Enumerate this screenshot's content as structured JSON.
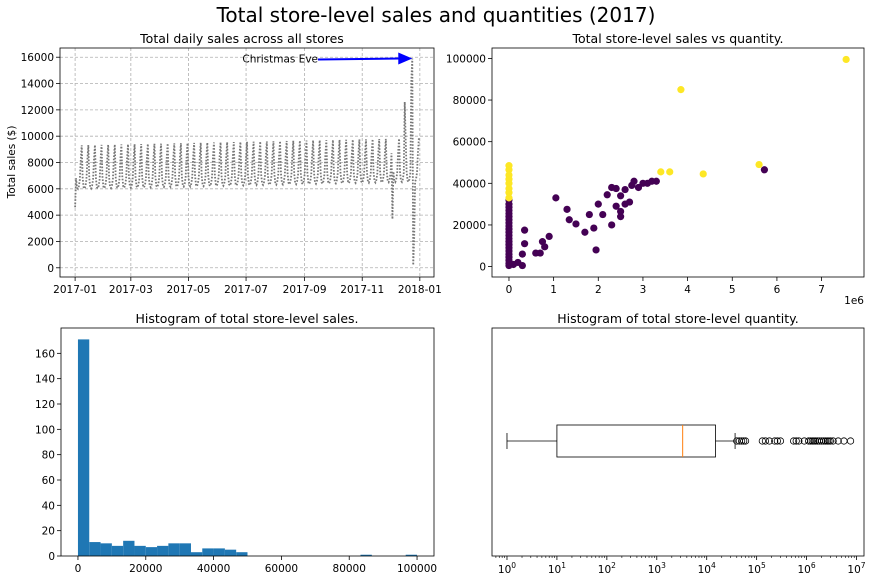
{
  "suptitle": "Total store-level sales and quantities (2017)",
  "chart_data": [
    {
      "type": "line",
      "title": "Total daily sales across all stores",
      "xlabel": "",
      "ylabel": "Total sales ($)",
      "ylim": [
        -700,
        16700
      ],
      "yticks": [
        0,
        2000,
        4000,
        6000,
        8000,
        10000,
        12000,
        14000,
        16000
      ],
      "xticks": [
        "2017-01",
        "2017-03",
        "2017-05",
        "2017-07",
        "2017-09",
        "2017-11",
        "2018-01"
      ],
      "grid": true,
      "line_style": "dotted",
      "color": "#777777",
      "annotation": {
        "text": "Christmas Eve",
        "x": "2017-12-24",
        "y": 15900,
        "arrow_color": "#0000ff"
      },
      "weekly_pattern": {
        "start": "2017-01-01",
        "days": 365,
        "weekday_values": [
          9300,
          6800,
          6100,
          6000,
          6200,
          6700,
          8200
        ],
        "trend_per_day": 1.5
      },
      "special_values": [
        {
          "date": "2017-01-01",
          "y": 4600
        },
        {
          "date": "2017-12-03",
          "y": 3700
        },
        {
          "date": "2017-12-16",
          "y": 12600
        },
        {
          "date": "2017-12-23",
          "y": 14200
        },
        {
          "date": "2017-12-24",
          "y": 15900
        },
        {
          "date": "2017-12-25",
          "y": 200
        },
        {
          "date": "2017-12-26",
          "y": 2300
        }
      ]
    },
    {
      "type": "scatter",
      "title": "Total store-level sales vs quantity.",
      "xlabel": "",
      "ylabel": "",
      "x_scale_label": "1e6",
      "xlim": [
        -0.38,
        7.95
      ],
      "ylim": [
        -5000,
        105000
      ],
      "xticks": [
        0,
        1,
        2,
        3,
        4,
        5,
        6,
        7
      ],
      "yticks": [
        0,
        20000,
        40000,
        60000,
        80000,
        100000
      ],
      "colors": {
        "yellow": "#fde725",
        "purple": "#440154"
      },
      "points_yellow": [
        [
          7.55,
          99500
        ],
        [
          3.85,
          85000
        ],
        [
          5.6,
          49000
        ],
        [
          3.4,
          45500
        ],
        [
          3.6,
          45500
        ],
        [
          4.35,
          44500
        ],
        [
          0.0,
          48500
        ],
        [
          0.0,
          46500
        ],
        [
          0.0,
          44000
        ],
        [
          0.0,
          42000
        ],
        [
          0.0,
          40000
        ],
        [
          0.0,
          37500
        ],
        [
          0.0,
          35500
        ],
        [
          0.0,
          33000
        ]
      ],
      "points_purple": [
        [
          5.72,
          46500
        ],
        [
          2.8,
          41000
        ],
        [
          3.3,
          41000
        ],
        [
          3.2,
          41000
        ],
        [
          3.1,
          40000
        ],
        [
          3.0,
          40000
        ],
        [
          2.75,
          39000
        ],
        [
          2.9,
          38000
        ],
        [
          2.3,
          38000
        ],
        [
          2.4,
          37500
        ],
        [
          2.6,
          37000
        ],
        [
          2.2,
          34500
        ],
        [
          2.5,
          34000
        ],
        [
          1.05,
          33000
        ],
        [
          2.7,
          31000
        ],
        [
          2.6,
          30000
        ],
        [
          2.0,
          30000
        ],
        [
          2.4,
          29000
        ],
        [
          1.3,
          27500
        ],
        [
          2.5,
          26500
        ],
        [
          1.8,
          25000
        ],
        [
          2.1,
          25000
        ],
        [
          2.5,
          24000
        ],
        [
          1.35,
          22500
        ],
        [
          1.5,
          20500
        ],
        [
          2.3,
          20000
        ],
        [
          1.9,
          18500
        ],
        [
          1.7,
          16500
        ],
        [
          0.35,
          17500
        ],
        [
          0.9,
          14500
        ],
        [
          0.75,
          12000
        ],
        [
          0.35,
          11000
        ],
        [
          0.8,
          9500
        ],
        [
          1.95,
          8000
        ],
        [
          0.6,
          6500
        ],
        [
          0.3,
          6000
        ],
        [
          0.7,
          6500
        ],
        [
          0.2,
          2000
        ],
        [
          0.1,
          1000
        ],
        [
          0.3,
          500
        ],
        [
          0.0,
          32000
        ],
        [
          0.0,
          30000
        ],
        [
          0.0,
          28500
        ],
        [
          0.0,
          27000
        ],
        [
          0.0,
          25500
        ],
        [
          0.0,
          24000
        ],
        [
          0.0,
          22500
        ],
        [
          0.0,
          21000
        ],
        [
          0.0,
          19500
        ],
        [
          0.0,
          18000
        ],
        [
          0.0,
          16500
        ],
        [
          0.0,
          15000
        ],
        [
          0.0,
          13500
        ],
        [
          0.0,
          12000
        ],
        [
          0.0,
          10500
        ],
        [
          0.0,
          9000
        ],
        [
          0.0,
          7500
        ],
        [
          0.0,
          6000
        ],
        [
          0.0,
          4500
        ],
        [
          0.0,
          3000
        ],
        [
          0.0,
          1500
        ],
        [
          0.0,
          500
        ]
      ]
    },
    {
      "type": "bar",
      "title": "Histogram of total store-level sales.",
      "xlabel": "",
      "ylabel": "",
      "xlim": [
        -5000,
        105000
      ],
      "ylim": [
        0,
        180
      ],
      "xticks": [
        0,
        20000,
        40000,
        60000,
        80000,
        100000
      ],
      "yticks": [
        0,
        20,
        40,
        60,
        80,
        100,
        120,
        140,
        160
      ],
      "bin_start": 0,
      "bin_width": 3333,
      "counts": [
        171,
        11,
        10,
        8,
        12,
        8,
        7,
        8,
        10,
        10,
        3,
        6,
        6,
        5,
        3,
        0,
        0,
        0,
        0,
        0,
        0,
        0,
        0,
        0,
        0,
        1,
        0,
        0,
        0,
        1
      ],
      "color": "#1f77b4"
    },
    {
      "type": "box",
      "title": "Histogram of total store-level quantity.",
      "xlabel": "",
      "ylabel": "",
      "x_scale": "log",
      "xlim_exp": [
        -0.3,
        7.15
      ],
      "xticks": [
        "10^0",
        "10^1",
        "10^2",
        "10^3",
        "10^4",
        "10^5",
        "10^6",
        "10^7"
      ],
      "whisker_low": 1,
      "q1": 10,
      "median": 3300,
      "q3": 15000,
      "whisker_high": 37000,
      "median_color": "#ff7f0e",
      "outliers": [
        40000,
        45000,
        50000,
        55000,
        60000,
        130000,
        150000,
        180000,
        230000,
        260000,
        300000,
        550000,
        620000,
        700000,
        900000,
        1100000,
        1200000,
        1300000,
        1400000,
        1500000,
        1650000,
        1800000,
        2000000,
        2200000,
        2400000,
        2600000,
        2800000,
        3000000,
        3400000,
        4300000,
        5600000,
        7600000
      ]
    }
  ]
}
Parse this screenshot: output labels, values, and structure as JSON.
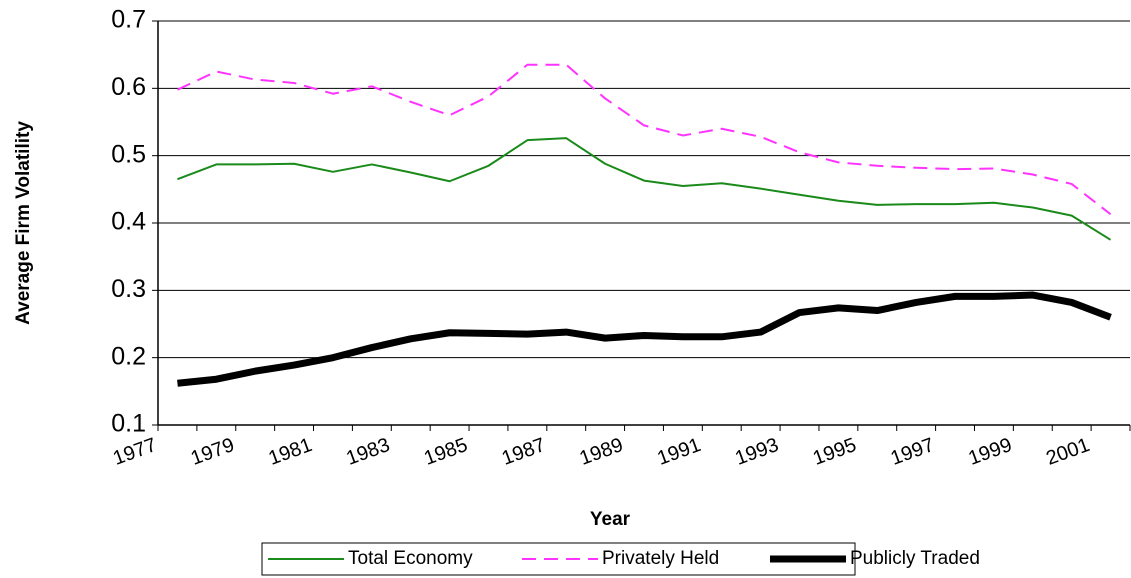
{
  "chart_data": {
    "type": "line",
    "x_label": "Year",
    "y_label": "Average Firm Volatility",
    "categories": [
      "1977",
      null,
      "1979",
      null,
      "1981",
      null,
      "1983",
      null,
      "1985",
      null,
      "1987",
      null,
      "1989",
      null,
      "1991",
      null,
      "1993",
      null,
      "1995",
      null,
      "1997",
      null,
      "1999",
      null,
      "2001"
    ],
    "ylim": [
      0.1,
      0.7
    ],
    "yticks": [
      0.1,
      0.2,
      0.3,
      0.4,
      0.5,
      0.6,
      0.7
    ],
    "grid": true,
    "legend": "bottom",
    "series": [
      {
        "name": "Total Economy",
        "color": "#1a8a1a",
        "line_style": "solid",
        "line_width": 2,
        "values": [
          0.465,
          0.487,
          0.487,
          0.488,
          0.476,
          0.487,
          0.475,
          0.462,
          0.485,
          0.523,
          0.526,
          0.488,
          0.463,
          0.455,
          0.459,
          0.451,
          0.442,
          0.433,
          0.427,
          0.428,
          0.428,
          0.43,
          0.423,
          0.411,
          0.375
        ]
      },
      {
        "name": "Privately Held",
        "color": "#ff33ff",
        "line_style": "dashed",
        "line_width": 2,
        "values": [
          0.598,
          0.625,
          0.613,
          0.608,
          0.592,
          0.603,
          0.58,
          0.56,
          0.588,
          0.635,
          0.635,
          0.585,
          0.545,
          0.53,
          0.54,
          0.528,
          0.505,
          0.49,
          0.485,
          0.482,
          0.48,
          0.481,
          0.472,
          0.458,
          0.413
        ]
      },
      {
        "name": "Publicly Traded",
        "color": "#000000",
        "line_style": "solid",
        "line_width": 7,
        "values": [
          0.162,
          0.168,
          0.18,
          0.189,
          0.2,
          0.215,
          0.228,
          0.237,
          0.236,
          0.235,
          0.238,
          0.229,
          0.233,
          0.231,
          0.231,
          0.238,
          0.267,
          0.274,
          0.27,
          0.282,
          0.291,
          0.291,
          0.293,
          0.282,
          0.26
        ]
      }
    ]
  }
}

Directions for this task
Gather all lines from the listing above in which "quantity" occurs.

Correct response
      "title": "Total store-level sales vs quantity.",
      "title": "Histogram of total store-level quantity.",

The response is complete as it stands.